[Figure dataset records]
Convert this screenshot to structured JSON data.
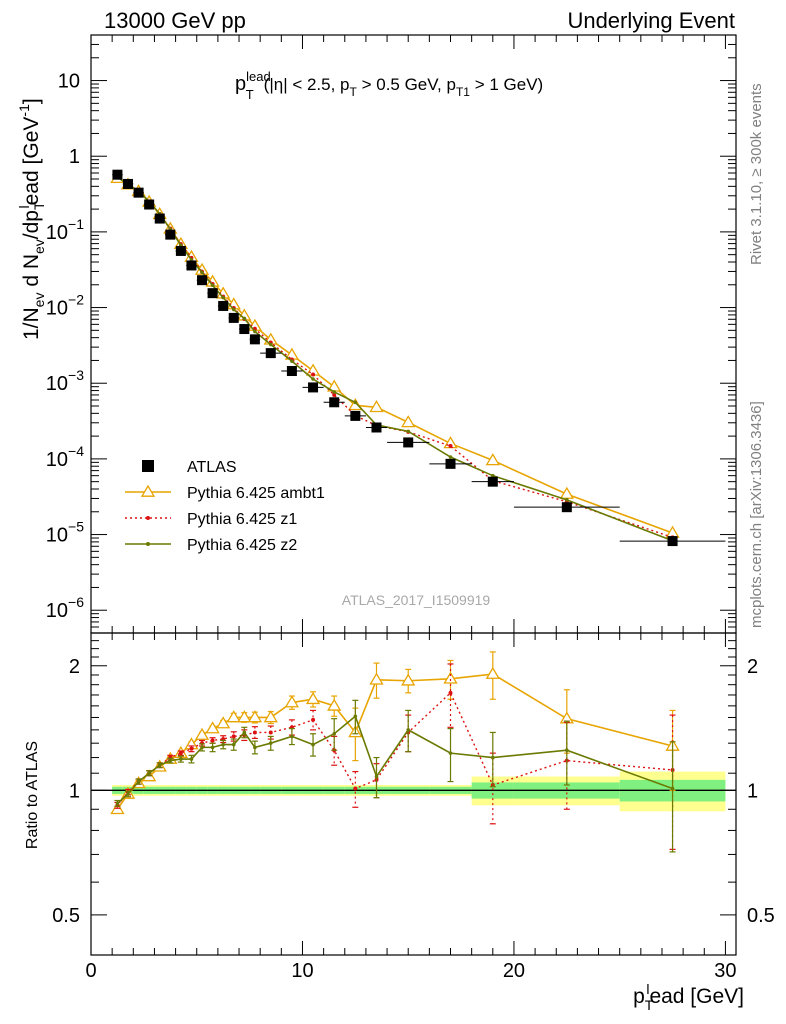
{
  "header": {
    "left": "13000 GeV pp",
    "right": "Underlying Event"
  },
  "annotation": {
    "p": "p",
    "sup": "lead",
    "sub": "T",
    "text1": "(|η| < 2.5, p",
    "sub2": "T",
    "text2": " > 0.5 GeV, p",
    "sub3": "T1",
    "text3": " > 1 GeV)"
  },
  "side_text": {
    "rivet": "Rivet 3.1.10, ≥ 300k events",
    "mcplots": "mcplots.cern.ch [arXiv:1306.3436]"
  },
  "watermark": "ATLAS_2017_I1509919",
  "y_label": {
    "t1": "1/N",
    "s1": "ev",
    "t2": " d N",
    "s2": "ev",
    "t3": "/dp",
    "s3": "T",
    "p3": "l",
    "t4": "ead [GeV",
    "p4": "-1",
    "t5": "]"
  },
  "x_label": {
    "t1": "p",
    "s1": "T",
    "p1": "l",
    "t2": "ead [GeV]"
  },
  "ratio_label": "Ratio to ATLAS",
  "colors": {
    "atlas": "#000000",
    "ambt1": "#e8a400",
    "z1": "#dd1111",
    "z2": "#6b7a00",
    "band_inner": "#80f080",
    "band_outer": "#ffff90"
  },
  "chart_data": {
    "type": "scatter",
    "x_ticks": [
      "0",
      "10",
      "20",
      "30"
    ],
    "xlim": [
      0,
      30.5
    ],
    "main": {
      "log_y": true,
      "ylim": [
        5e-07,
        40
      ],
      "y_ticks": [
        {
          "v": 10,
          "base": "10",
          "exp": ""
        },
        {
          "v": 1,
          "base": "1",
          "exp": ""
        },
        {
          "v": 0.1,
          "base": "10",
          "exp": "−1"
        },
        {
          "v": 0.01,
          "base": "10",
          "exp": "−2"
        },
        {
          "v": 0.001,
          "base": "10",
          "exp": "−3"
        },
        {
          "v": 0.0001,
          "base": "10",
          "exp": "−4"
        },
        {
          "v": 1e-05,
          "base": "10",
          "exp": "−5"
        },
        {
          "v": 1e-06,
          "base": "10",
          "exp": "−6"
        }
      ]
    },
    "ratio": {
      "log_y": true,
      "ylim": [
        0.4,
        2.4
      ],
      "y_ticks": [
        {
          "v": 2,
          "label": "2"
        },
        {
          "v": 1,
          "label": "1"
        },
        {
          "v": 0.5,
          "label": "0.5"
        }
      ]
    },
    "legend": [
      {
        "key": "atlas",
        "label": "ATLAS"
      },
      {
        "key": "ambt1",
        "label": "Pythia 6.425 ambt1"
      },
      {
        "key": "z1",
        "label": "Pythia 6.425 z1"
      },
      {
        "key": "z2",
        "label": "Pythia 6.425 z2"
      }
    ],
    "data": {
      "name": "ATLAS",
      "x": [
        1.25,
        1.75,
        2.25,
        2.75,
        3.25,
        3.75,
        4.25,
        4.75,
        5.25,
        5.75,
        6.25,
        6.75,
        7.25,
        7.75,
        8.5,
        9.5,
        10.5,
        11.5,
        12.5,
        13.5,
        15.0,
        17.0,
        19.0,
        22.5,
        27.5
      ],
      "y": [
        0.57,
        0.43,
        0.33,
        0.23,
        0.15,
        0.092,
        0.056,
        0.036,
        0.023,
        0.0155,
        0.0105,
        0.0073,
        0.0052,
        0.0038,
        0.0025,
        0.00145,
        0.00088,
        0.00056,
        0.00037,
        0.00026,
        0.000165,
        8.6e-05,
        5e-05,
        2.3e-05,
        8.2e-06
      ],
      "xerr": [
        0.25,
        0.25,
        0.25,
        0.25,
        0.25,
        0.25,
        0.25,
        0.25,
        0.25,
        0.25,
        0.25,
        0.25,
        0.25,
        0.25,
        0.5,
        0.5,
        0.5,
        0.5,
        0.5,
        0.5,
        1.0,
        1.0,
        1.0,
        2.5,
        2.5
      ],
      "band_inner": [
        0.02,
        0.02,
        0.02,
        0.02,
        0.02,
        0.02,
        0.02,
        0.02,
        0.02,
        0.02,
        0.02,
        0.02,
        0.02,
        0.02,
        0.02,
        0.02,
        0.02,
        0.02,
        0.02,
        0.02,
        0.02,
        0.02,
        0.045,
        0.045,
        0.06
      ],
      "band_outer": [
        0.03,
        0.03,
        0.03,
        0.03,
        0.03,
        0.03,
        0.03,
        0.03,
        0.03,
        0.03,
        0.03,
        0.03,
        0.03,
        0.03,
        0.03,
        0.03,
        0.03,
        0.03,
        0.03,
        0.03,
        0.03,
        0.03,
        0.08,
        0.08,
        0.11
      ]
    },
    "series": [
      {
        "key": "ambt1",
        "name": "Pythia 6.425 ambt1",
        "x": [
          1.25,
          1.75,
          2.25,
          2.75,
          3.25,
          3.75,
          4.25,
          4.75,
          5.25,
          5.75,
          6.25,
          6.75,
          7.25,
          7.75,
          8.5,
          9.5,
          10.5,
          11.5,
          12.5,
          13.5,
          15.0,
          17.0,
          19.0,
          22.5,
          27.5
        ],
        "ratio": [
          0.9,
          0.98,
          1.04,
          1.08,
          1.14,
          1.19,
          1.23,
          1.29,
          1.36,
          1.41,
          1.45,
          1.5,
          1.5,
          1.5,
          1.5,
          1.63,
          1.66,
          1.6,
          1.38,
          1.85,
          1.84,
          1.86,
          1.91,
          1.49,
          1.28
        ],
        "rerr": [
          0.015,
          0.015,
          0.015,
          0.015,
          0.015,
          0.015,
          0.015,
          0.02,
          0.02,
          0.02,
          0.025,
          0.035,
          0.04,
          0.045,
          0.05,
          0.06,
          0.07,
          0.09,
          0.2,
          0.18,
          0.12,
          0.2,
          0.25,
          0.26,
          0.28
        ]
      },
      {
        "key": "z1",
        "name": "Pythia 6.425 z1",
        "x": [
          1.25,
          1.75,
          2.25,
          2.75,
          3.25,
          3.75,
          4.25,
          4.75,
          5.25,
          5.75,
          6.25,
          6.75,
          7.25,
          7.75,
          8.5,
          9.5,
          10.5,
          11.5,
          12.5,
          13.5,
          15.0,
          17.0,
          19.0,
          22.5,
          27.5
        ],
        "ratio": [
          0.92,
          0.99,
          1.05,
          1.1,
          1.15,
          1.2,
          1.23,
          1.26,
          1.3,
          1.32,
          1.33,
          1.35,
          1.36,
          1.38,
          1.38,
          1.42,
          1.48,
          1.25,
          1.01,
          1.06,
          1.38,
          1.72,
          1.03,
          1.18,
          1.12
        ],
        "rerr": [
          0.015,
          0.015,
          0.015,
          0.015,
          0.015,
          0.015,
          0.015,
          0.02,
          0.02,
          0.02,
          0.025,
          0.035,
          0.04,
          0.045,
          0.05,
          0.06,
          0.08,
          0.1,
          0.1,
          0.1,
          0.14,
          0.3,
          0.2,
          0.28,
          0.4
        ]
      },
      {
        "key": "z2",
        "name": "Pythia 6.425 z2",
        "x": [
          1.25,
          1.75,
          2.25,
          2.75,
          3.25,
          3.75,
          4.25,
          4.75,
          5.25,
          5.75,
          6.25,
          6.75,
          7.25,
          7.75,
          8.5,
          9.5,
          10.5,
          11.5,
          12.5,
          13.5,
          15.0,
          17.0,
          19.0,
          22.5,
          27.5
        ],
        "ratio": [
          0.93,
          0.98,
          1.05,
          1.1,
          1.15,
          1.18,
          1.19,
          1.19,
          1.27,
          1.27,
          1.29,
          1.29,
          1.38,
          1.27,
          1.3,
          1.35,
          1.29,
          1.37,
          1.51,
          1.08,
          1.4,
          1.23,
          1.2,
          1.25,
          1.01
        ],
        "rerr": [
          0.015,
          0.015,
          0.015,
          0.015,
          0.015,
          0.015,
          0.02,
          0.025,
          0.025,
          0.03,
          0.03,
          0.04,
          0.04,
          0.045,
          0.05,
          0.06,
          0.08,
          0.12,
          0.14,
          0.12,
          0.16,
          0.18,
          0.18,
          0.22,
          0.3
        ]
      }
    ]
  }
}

* Instruction *
From the listing above, collect every line that mentions the word "name".

* Correct output *
      "name": "ATLAS",
        "name": "Pythia 6.425 ambt1",
        "name": "Pythia 6.425 z1",
        "name": "Pythia 6.425 z2",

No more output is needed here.